# The problem
Rewrite the listing below, swapping "divider" for "separator" wherever it appears and keeping everything else the same.

□ □ □ □ □ □ □

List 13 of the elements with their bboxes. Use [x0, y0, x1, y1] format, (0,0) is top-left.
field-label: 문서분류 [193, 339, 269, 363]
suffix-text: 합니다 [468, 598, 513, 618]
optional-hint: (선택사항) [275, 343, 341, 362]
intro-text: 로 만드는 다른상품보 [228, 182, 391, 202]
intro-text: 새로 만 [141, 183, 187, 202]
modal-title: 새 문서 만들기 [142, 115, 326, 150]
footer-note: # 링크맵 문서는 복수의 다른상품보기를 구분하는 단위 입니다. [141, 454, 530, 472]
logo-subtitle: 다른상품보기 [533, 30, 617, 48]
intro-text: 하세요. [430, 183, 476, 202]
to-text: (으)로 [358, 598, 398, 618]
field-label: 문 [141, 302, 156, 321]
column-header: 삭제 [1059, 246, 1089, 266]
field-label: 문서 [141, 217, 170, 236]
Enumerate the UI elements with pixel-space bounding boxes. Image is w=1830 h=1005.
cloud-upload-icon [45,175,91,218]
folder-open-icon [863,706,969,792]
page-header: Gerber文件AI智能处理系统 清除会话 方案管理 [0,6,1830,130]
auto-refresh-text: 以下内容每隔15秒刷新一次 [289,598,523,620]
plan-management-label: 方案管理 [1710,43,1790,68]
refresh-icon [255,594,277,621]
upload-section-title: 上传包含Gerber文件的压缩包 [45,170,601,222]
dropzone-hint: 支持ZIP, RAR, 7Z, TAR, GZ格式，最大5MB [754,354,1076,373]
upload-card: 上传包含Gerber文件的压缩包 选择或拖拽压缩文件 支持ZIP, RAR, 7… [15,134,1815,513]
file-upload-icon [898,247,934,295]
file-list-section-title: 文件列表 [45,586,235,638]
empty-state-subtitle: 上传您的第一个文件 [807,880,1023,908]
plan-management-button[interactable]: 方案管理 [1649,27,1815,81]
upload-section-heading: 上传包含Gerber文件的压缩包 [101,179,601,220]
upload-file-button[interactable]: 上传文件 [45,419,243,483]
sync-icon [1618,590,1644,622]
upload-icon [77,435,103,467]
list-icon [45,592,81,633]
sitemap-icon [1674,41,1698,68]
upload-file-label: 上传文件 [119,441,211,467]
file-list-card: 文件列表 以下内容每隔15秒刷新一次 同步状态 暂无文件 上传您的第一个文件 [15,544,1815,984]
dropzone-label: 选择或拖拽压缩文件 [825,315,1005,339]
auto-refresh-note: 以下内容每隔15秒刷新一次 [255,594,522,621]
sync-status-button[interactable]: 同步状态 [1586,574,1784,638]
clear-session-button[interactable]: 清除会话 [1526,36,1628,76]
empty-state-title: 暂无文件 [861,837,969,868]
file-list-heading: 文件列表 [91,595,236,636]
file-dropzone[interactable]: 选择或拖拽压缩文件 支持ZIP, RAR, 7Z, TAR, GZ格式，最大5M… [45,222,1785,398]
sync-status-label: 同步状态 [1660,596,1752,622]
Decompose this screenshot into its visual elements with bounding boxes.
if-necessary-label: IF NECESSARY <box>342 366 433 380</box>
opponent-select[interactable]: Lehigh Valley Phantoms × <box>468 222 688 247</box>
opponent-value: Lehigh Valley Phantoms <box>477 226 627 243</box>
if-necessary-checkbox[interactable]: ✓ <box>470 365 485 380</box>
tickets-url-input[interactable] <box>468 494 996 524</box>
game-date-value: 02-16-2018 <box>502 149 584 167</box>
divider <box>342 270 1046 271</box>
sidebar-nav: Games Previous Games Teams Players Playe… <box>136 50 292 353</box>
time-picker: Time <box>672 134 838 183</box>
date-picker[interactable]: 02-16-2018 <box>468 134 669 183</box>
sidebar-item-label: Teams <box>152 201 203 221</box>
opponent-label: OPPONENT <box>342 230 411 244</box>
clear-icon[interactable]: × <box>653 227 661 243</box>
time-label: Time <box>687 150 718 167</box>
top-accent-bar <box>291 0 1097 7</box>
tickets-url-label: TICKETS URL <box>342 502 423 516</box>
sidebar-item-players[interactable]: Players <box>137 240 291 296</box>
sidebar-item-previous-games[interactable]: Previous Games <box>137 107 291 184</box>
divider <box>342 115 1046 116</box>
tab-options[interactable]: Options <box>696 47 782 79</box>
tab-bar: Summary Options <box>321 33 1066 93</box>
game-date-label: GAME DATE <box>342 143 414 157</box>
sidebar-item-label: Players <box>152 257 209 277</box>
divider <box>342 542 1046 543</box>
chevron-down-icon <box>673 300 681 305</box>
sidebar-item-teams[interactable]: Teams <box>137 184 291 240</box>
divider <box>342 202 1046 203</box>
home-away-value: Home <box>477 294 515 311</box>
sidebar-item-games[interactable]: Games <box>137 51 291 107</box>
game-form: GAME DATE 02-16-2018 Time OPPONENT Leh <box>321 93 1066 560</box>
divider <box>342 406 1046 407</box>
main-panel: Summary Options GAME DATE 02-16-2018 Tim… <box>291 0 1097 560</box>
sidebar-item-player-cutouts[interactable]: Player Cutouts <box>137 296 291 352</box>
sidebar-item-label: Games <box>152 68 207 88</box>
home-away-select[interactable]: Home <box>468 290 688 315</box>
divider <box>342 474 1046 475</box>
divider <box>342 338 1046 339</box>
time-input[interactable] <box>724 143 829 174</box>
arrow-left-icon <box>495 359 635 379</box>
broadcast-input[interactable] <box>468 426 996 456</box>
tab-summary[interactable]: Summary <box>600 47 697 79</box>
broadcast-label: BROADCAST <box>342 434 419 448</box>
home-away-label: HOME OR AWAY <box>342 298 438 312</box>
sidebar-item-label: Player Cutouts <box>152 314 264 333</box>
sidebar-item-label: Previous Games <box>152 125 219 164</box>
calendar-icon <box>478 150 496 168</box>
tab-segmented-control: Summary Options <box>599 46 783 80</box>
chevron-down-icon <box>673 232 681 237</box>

□ □ □ □ □ □ □

# Result
List 13 of the elements with their bboxes. Use [x0, y0, x1, y1] format, (0,0) is top-left.
field-label: 문서분류 [193, 339, 269, 363]
suffix-text: 합니다 [468, 598, 513, 618]
optional-hint: (선택사항) [275, 343, 341, 362]
intro-text: 로 만드는 다른상품보 [228, 182, 391, 202]
intro-text: 새로 만 [141, 183, 187, 202]
modal-title: 새 문서 만들기 [142, 115, 326, 150]
footer-note: # 링크맵 문서는 복수의 다른상품보기를 구분하는 단위 입니다. [141, 454, 530, 472]
logo-subtitle: 다른상품보기 [533, 30, 617, 48]
intro-text: 하세요. [430, 183, 476, 202]
to-text: (으)로 [358, 598, 398, 618]
field-label: 문 [141, 302, 156, 321]
column-header: 삭제 [1059, 246, 1089, 266]
field-label: 문서 [141, 217, 170, 236]
Enumerate the UI elements with pixel-space bounding boxes. Image is w=1830 h=1005.
cloud-upload-icon [45,175,91,218]
folder-open-icon [863,706,969,792]
page-header: Gerber文件AI智能处理系统 清除会话 方案管理 [0,6,1830,130]
auto-refresh-text: 以下内容每隔15秒刷新一次 [289,598,523,620]
plan-management-label: 方案管理 [1710,43,1790,68]
refresh-icon [255,594,277,621]
upload-section-title: 上传包含Gerber文件的压缩包 [45,170,601,222]
dropzone-hint: 支持ZIP, RAR, 7Z, TAR, GZ格式，最大5MB [754,354,1076,373]
upload-card: 上传包含Gerber文件的压缩包 选择或拖拽压缩文件 支持ZIP, RAR, 7… [15,134,1815,513]
file-upload-icon [898,247,934,295]
file-list-section-title: 文件列表 [45,586,235,638]
empty-state-subtitle: 上传您的第一个文件 [807,880,1023,908]
plan-management-button[interactable]: 方案管理 [1649,27,1815,81]
upload-section-heading: 上传包含Gerber文件的压缩包 [101,179,601,220]
upload-file-button[interactable]: 上传文件 [45,419,243,483]
sync-icon [1618,590,1644,622]
upload-icon [77,435,103,467]
list-icon [45,592,81,633]
sitemap-icon [1674,41,1698,68]
upload-file-label: 上传文件 [119,441,211,467]
file-list-card: 文件列表 以下内容每隔15秒刷新一次 同步状态 暂无文件 上传您的第一个文件 [15,544,1815,984]
dropzone-label: 选择或拖拽压缩文件 [825,315,1005,339]
auto-refresh-note: 以下内容每隔15秒刷新一次 [255,594,522,621]
sync-status-button[interactable]: 同步状态 [1586,574,1784,638]
clear-session-button[interactable]: 清除会话 [1526,36,1628,76]
empty-state-title: 暂无文件 [861,837,969,868]
file-list-heading: 文件列表 [91,595,236,636]
file-dropzone[interactable]: 选择或拖拽压缩文件 支持ZIP, RAR, 7Z, TAR, GZ格式，最大5M… [45,222,1785,398]
sync-status-label: 同步状态 [1660,596,1752,622]
Decompose this screenshot into its visual elements with bounding boxes.
if-necessary-label: IF NECESSARY <box>342 366 433 380</box>
opponent-select[interactable]: Lehigh Valley Phantoms × <box>468 222 688 247</box>
opponent-value: Lehigh Valley Phantoms <box>477 226 627 243</box>
if-necessary-checkbox[interactable]: ✓ <box>470 365 485 380</box>
tickets-url-input[interactable] <box>468 494 996 524</box>
game-date-value: 02-16-2018 <box>502 149 584 167</box>
separator <box>342 270 1046 271</box>
sidebar-nav: Games Previous Games Teams Players Playe… <box>136 50 292 353</box>
time-picker: Time <box>672 134 838 183</box>
date-picker[interactable]: 02-16-2018 <box>468 134 669 183</box>
sidebar-item-label: Teams <box>152 201 203 221</box>
opponent-label: OPPONENT <box>342 230 411 244</box>
clear-icon[interactable]: × <box>653 227 661 243</box>
time-label: Time <box>687 150 718 167</box>
top-accent-bar <box>291 0 1097 7</box>
tickets-url-label: TICKETS URL <box>342 502 423 516</box>
sidebar-item-players[interactable]: Players <box>137 240 291 296</box>
sidebar-item-previous-games[interactable]: Previous Games <box>137 107 291 184</box>
separator <box>342 115 1046 116</box>
tab-options[interactable]: Options <box>696 47 782 79</box>
tab-bar: Summary Options <box>321 33 1066 93</box>
game-date-label: GAME DATE <box>342 143 414 157</box>
sidebar-item-label: Players <box>152 257 209 277</box>
separator <box>342 542 1046 543</box>
chevron-down-icon <box>673 300 681 305</box>
sidebar-item-teams[interactable]: Teams <box>137 184 291 240</box>
separator <box>342 202 1046 203</box>
home-away-value: Home <box>477 294 515 311</box>
sidebar-item-games[interactable]: Games <box>137 51 291 107</box>
game-form: GAME DATE 02-16-2018 Time OPPONENT Leh <box>321 93 1066 560</box>
separator <box>342 406 1046 407</box>
main-panel: Summary Options GAME DATE 02-16-2018 Tim… <box>291 0 1097 560</box>
sidebar-item-player-cutouts[interactable]: Player Cutouts <box>137 296 291 352</box>
sidebar-item-label: Games <box>152 68 207 88</box>
home-away-select[interactable]: Home <box>468 290 688 315</box>
separator <box>342 474 1046 475</box>
separator <box>342 338 1046 339</box>
time-input[interactable] <box>724 143 829 174</box>
arrow-left-icon <box>495 359 635 379</box>
broadcast-input[interactable] <box>468 426 996 456</box>
tab-summary[interactable]: Summary <box>600 47 697 79</box>
broadcast-label: BROADCAST <box>342 434 419 448</box>
home-away-label: HOME OR AWAY <box>342 298 438 312</box>
sidebar-item-label: Player Cutouts <box>152 314 264 333</box>
sidebar-item-label: Previous Games <box>152 125 219 164</box>
calendar-icon <box>478 150 496 168</box>
tab-segmented-control: Summary Options <box>599 46 783 80</box>
chevron-down-icon <box>673 232 681 237</box>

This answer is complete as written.